Pick out the lines containing "wereld".

SUPPLIED RECORDS:
## Begin
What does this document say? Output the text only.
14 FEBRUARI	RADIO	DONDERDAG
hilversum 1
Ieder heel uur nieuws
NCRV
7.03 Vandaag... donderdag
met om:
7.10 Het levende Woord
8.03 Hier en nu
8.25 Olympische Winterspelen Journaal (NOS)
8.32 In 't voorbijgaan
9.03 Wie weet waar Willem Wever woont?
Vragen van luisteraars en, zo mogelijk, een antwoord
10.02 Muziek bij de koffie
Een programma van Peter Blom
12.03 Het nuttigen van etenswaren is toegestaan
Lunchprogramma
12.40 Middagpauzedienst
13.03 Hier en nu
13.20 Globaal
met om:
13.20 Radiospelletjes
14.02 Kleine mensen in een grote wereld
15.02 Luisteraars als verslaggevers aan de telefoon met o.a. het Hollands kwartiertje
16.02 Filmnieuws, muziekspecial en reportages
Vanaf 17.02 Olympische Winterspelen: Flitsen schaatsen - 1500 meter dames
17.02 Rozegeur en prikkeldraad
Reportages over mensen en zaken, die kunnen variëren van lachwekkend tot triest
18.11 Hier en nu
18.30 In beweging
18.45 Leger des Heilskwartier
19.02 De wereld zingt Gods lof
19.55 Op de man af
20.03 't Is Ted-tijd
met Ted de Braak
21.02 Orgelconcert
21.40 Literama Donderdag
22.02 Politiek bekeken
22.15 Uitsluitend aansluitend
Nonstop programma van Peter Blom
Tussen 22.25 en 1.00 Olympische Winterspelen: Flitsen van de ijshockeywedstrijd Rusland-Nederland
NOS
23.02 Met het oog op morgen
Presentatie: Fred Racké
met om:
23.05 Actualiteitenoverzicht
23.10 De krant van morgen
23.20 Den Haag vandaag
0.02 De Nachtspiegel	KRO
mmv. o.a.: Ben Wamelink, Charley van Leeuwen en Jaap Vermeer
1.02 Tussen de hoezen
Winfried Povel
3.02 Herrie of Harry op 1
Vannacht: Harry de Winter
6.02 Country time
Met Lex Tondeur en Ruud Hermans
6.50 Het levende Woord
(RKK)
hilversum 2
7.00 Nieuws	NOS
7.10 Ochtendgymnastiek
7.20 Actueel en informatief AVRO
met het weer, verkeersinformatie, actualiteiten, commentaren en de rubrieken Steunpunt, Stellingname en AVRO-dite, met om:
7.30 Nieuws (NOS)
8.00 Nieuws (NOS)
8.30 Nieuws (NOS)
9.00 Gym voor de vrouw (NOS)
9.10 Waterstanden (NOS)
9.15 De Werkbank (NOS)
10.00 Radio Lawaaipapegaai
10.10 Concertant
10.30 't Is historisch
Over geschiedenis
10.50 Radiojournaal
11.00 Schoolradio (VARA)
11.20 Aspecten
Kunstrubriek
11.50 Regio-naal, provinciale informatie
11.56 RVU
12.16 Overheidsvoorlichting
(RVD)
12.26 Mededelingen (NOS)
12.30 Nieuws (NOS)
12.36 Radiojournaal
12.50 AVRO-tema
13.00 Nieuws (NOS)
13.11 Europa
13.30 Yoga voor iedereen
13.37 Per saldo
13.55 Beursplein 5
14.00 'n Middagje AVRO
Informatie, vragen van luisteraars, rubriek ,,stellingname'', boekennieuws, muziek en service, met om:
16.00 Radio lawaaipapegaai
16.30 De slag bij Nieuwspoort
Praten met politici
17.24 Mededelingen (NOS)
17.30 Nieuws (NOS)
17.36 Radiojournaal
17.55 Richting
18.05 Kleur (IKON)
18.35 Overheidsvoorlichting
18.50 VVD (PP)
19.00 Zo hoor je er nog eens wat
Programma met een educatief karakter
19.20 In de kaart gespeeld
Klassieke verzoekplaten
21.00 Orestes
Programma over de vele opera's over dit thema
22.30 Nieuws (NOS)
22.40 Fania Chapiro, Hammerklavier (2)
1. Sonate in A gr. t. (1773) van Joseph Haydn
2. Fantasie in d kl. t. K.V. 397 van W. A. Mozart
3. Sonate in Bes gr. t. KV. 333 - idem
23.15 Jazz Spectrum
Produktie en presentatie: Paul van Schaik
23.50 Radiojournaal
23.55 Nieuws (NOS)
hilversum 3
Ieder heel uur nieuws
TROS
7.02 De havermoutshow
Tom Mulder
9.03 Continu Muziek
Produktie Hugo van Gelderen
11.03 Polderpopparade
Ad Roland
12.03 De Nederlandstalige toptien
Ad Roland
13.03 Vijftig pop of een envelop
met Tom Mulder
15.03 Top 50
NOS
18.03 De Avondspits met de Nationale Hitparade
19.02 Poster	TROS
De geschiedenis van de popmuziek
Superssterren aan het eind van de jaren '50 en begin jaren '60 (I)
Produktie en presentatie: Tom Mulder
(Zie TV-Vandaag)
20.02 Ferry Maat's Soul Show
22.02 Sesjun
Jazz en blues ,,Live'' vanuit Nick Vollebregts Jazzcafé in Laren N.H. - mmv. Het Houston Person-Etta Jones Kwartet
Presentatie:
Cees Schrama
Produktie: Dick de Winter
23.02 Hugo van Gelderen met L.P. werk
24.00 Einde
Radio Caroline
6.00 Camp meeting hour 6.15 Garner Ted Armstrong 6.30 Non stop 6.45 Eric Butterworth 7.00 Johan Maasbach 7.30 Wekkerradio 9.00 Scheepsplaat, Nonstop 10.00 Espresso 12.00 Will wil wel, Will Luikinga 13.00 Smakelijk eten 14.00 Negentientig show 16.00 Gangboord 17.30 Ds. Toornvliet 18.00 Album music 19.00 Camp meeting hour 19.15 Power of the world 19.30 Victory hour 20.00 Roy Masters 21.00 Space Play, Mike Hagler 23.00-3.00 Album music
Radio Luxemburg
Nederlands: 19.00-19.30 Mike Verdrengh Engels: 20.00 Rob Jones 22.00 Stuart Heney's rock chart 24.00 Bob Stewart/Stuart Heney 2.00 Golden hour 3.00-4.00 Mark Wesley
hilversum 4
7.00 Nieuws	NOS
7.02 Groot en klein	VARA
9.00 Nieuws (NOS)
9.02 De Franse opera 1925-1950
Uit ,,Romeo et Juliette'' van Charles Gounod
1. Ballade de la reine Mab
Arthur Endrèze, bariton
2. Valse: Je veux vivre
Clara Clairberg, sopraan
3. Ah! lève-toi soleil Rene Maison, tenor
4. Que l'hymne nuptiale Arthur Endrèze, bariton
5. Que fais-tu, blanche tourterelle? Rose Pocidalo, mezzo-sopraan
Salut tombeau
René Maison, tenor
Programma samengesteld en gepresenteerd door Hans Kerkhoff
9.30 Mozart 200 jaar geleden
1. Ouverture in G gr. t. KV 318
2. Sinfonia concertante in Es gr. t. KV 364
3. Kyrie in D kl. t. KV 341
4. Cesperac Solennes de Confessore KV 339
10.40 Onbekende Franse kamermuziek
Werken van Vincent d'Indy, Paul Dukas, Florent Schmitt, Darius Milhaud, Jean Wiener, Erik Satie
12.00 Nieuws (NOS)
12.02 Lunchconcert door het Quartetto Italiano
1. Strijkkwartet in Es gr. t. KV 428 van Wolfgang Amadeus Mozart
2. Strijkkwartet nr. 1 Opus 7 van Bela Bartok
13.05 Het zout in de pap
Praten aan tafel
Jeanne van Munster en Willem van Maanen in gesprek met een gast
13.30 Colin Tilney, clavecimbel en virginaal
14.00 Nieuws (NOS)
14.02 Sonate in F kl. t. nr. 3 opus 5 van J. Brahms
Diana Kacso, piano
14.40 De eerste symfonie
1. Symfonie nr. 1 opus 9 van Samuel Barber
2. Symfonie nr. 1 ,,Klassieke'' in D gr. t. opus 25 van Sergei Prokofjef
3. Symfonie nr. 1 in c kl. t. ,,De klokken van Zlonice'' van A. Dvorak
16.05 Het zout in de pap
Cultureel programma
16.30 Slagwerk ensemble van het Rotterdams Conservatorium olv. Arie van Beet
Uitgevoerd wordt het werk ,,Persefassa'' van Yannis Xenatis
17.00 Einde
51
## End
ANSWER IN FULL:
14.02 Kleine mensen in een grote wereld
19.02 De wereld zingt Gods lof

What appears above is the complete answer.